-- REQUEST --
Below you will find a set of lines. Repeat them all exactly.

===== RECORDS

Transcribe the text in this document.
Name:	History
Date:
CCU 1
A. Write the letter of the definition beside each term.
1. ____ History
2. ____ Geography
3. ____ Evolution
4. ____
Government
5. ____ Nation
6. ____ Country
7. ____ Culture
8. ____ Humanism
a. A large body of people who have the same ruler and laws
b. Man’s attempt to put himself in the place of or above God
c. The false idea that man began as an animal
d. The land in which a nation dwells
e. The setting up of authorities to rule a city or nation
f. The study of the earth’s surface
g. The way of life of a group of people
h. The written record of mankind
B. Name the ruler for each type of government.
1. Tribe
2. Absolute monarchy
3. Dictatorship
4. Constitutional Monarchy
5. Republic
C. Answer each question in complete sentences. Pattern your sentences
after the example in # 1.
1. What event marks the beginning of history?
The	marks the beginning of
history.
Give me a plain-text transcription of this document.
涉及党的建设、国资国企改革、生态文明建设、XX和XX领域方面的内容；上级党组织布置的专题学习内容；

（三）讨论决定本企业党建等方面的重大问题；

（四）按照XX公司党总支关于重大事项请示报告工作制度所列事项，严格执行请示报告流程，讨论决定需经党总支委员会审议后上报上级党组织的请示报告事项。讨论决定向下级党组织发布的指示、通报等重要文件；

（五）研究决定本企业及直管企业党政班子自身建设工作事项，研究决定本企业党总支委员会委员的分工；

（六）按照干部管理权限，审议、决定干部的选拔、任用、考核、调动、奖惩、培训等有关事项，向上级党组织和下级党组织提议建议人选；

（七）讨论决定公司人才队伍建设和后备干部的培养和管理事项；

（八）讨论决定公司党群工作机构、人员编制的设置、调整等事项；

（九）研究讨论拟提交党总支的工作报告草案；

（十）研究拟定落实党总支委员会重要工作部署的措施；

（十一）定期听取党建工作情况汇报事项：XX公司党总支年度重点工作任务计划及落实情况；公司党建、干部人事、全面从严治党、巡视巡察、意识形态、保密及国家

==========

-- SOLUTION FOR THIS TASK --
Transcribe the text in this document.
Name:	History
Date:
CCU 1
A. Write the letter of the definition beside each term.
1. ____ History
2. ____ Geography
3. ____ Evolution
4. ____
Government
5. ____ Nation
6. ____ Country
7. ____ Culture
8. ____ Humanism
a. A large body of people who have the same ruler and laws
b. Man’s attempt to put himself in the place of or above God
c. The false idea that man began as an animal
d. The land in which a nation dwells
e. The setting up of authorities to rule a city or nation
f. The study of the earth’s surface
g. The way of life of a group of people
h. The written record of mankind
B. Name the ruler for each type of government.
1. Tribe
2. Absolute monarchy
3. Dictatorship
4. Constitutional Monarchy
5. Republic
C. Answer each question in complete sentences. Pattern your sentences
after the example in # 1.
1. What event marks the beginning of history?
The	marks the beginning of
history.
Give me a plain-text transcription of this document.
涉及党的建设、国资国企改革、生态文明建设、XX和XX领域方面的内容；上级党组织布置的专题学习内容；

（三）讨论决定本企业党建等方面的重大问题；

（四）按照XX公司党总支关于重大事项请示报告工作制度所列事项，严格执行请示报告流程，讨论决定需经党总支委员会审议后上报上级党组织的请示报告事项。讨论决定向下级党组织发布的指示、通报等重要文件；

（五）研究决定本企业及直管企业党政班子自身建设工作事项，研究决定本企业党总支委员会委员的分工；

（六）按照干部管理权限，审议、决定干部的选拔、任用、考核、调动、奖惩、培训等有关事项，向上级党组织和下级党组织提议建议人选；

（七）讨论决定公司人才队伍建设和后备干部的培养和管理事项；

（八）讨论决定公司党群工作机构、人员编制的设置、调整等事项；

（九）研究讨论拟提交党总支的工作报告草案；

（十）研究拟定落实党总支委员会重要工作部署的措施；

（十一）定期听取党建工作情况汇报事项：XX公司党总支年度重点工作任务计划及落实情况；公司党建、干部人事、全面从严治党、巡视巡察、意识形态、保密及国家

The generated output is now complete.